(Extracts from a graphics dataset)

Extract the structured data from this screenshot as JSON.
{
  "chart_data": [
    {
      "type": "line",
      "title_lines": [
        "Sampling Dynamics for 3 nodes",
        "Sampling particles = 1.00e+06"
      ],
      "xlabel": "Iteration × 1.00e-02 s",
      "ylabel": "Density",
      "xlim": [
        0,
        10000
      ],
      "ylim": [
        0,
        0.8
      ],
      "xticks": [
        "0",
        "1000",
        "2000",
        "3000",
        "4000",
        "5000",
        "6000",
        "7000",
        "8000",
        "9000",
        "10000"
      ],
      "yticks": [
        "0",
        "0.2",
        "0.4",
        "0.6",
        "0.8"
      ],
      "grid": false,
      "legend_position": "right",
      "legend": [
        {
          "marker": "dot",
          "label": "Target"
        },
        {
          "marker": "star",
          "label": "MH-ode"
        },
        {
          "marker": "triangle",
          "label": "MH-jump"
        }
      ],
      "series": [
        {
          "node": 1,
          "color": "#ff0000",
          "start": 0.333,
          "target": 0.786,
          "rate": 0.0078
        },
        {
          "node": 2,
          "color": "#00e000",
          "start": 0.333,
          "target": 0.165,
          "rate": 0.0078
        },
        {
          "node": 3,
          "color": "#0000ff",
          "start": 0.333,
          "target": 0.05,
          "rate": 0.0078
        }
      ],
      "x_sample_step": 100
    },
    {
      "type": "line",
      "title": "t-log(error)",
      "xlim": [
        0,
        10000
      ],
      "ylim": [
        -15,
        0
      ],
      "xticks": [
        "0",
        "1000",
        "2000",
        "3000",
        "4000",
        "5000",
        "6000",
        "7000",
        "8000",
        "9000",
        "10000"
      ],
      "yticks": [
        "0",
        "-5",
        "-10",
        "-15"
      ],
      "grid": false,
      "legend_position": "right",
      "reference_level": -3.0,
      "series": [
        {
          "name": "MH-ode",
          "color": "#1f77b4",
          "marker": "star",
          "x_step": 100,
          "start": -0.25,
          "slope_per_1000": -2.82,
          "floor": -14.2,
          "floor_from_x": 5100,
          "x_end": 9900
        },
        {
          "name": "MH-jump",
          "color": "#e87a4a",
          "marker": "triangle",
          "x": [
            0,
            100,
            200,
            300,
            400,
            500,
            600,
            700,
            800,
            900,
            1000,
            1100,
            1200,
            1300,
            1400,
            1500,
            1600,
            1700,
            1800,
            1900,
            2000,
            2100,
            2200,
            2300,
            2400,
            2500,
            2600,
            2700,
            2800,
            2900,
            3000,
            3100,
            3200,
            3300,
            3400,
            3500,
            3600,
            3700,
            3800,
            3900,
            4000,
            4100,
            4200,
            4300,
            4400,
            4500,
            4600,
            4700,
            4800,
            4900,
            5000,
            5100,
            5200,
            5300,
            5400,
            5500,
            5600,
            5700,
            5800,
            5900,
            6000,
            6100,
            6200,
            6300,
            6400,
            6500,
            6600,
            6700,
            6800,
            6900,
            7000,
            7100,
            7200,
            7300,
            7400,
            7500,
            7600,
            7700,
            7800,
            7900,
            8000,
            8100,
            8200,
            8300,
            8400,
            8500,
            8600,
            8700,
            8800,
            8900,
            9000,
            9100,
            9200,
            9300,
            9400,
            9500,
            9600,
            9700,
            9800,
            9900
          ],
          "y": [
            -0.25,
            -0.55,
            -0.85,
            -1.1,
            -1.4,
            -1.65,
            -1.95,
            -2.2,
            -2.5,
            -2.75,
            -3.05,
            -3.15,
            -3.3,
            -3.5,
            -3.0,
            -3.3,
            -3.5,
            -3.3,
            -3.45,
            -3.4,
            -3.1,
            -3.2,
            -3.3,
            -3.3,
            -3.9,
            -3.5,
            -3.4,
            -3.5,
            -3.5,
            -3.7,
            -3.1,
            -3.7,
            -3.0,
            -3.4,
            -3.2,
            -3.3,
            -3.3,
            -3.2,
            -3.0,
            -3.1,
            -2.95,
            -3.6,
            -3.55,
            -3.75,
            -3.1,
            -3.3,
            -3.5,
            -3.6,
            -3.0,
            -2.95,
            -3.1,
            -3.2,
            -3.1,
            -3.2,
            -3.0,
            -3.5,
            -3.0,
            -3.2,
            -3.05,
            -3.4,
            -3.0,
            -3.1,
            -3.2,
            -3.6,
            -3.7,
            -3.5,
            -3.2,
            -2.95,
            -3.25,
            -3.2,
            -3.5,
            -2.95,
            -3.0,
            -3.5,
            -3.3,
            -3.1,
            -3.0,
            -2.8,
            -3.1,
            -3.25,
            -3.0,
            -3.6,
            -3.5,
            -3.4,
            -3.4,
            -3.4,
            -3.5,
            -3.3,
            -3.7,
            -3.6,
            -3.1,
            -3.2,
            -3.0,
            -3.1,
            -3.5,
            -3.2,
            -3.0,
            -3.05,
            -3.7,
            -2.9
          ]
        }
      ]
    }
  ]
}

DIRECTIONS:
Could you transcribe the records in full, exactly?

RESPONSE:
Extract the structured data from this screenshot as JSON.
{
  "chart_data": [
    {
      "type": "line",
      "title_lines": [
        "Sampling Dynamics for 3 nodes",
        "Sampling particles = 1.00e+06"
      ],
      "xlabel": "Iteration × 1.00e-02 s",
      "ylabel": "Density",
      "xlim": [
        0,
        10000
      ],
      "ylim": [
        0,
        0.8
      ],
      "xticks": [
        "0",
        "1000",
        "2000",
        "3000",
        "4000",
        "5000",
        "6000",
        "7000",
        "8000",
        "9000",
        "10000"
      ],
      "yticks": [
        "0",
        "0.2",
        "0.4",
        "0.6",
        "0.8"
      ],
      "grid": false,
      "legend_position": "right",
      "legend": [
        {
          "marker": "dot",
          "label": "Target"
        },
        {
          "marker": "star",
          "label": "MH-ode"
        },
        {
          "marker": "triangle",
          "label": "MH-jump"
        }
      ],
      "series": [
        {
          "node": 1,
          "color": "#ff0000",
          "start": 0.333,
          "target": 0.786,
          "rate": 0.0078
        },
        {
          "node": 2,
          "color": "#00e000",
          "start": 0.333,
          "target": 0.165,
          "rate": 0.0078
        },
        {
          "node": 3,
          "color": "#0000ff",
          "start": 0.333,
          "target": 0.05,
          "rate": 0.0078
        }
      ],
      "x_sample_step": 100
    },
    {
      "type": "line",
      "title": "t-log(error)",
      "xlim": [
        0,
        10000
      ],
      "ylim": [
        -15,
        0
      ],
      "xticks": [
        "0",
        "1000",
        "2000",
        "3000",
        "4000",
        "5000",
        "6000",
        "7000",
        "8000",
        "9000",
        "10000"
      ],
      "yticks": [
        "0",
        "-5",
        "-10",
        "-15"
      ],
      "grid": false,
      "legend_position": "right",
      "reference_level": -3.0,
      "series": [
        {
          "name": "MH-ode",
          "color": "#1f77b4",
          "marker": "star",
          "x_step": 100,
          "start": -0.25,
          "slope_per_1000": -2.82,
          "floor": -14.2,
          "floor_from_x": 5100,
          "x_end": 9900
        },
        {
          "name": "MH-jump",
          "color": "#e87a4a",
          "marker": "triangle",
          "x": [
            0,
            100,
            200,
            300,
            400,
            500,
            600,
            700,
            800,
            900,
            1000,
            1100,
            1200,
            1300,
            1400,
            1500,
            1600,
            1700,
            1800,
            1900,
            2000,
            2100,
            2200,
            2300,
            2400,
            2500,
            2600,
            2700,
            2800,
            2900,
            3000,
            3100,
            3200,
            3300,
            3400,
            3500,
            3600,
            3700,
            3800,
            3900,
            4000,
            4100,
            4200,
            4300,
            4400,
            4500,
            4600,
            4700,
            4800,
            4900,
            5000,
            5100,
            5200,
            5300,
            5400,
            5500,
            5600,
            5700,
            5800,
            5900,
            6000,
            6100,
            6200,
            6300,
            6400,
            6500,
            6600,
            6700,
            6800,
            6900,
            7000,
            7100,
            7200,
            7300,
            7400,
            7500,
            7600,
            7700,
            7800,
            7900,
            8000,
            8100,
            8200,
            8300,
            8400,
            8500,
            8600,
            8700,
            8800,
            8900,
            9000,
            9100,
            9200,
            9300,
            9400,
            9500,
            9600,
            9700,
            9800,
            9900
          ],
          "y": [
            -0.25,
            -0.55,
            -0.85,
            -1.1,
            -1.4,
            -1.65,
            -1.95,
            -2.2,
            -2.5,
            -2.75,
            -3.05,
            -3.15,
            -3.3,
            -3.5,
            -3.0,
            -3.3,
            -3.5,
            -3.3,
            -3.45,
            -3.4,
            -3.1,
            -3.2,
            -3.3,
            -3.3,
            -3.9,
            -3.5,
            -3.4,
            -3.5,
            -3.5,
            -3.7,
            -3.1,
            -3.7,
            -3.0,
            -3.4,
            -3.2,
            -3.3,
            -3.3,
            -3.2,
            -3.0,
            -3.1,
            -2.95,
            -3.6,
            -3.55,
            -3.75,
            -3.1,
            -3.3,
            -3.5,
            -3.6,
            -3.0,
            -2.95,
            -3.1,
            -3.2,
            -3.1,
            -3.2,
            -3.0,
            -3.5,
            -3.0,
            -3.2,
            -3.05,
            -3.4,
            -3.0,
            -3.1,
            -3.2,
            -3.6,
            -3.7,
            -3.5,
            -3.2,
            -2.95,
            -3.25,
            -3.2,
            -3.5,
            -2.95,
            -3.0,
            -3.5,
            -3.3,
            -3.1,
            -3.0,
            -2.8,
            -3.1,
            -3.25,
            -3.0,
            -3.6,
            -3.5,
            -3.4,
            -3.4,
            -3.4,
            -3.5,
            -3.3,
            -3.7,
            -3.6,
            -3.1,
            -3.2,
            -3.0,
            -3.1,
            -3.5,
            -3.2,
            -3.0,
            -3.05,
            -3.7,
            -2.9
          ]
        }
      ]
    }
  ]
}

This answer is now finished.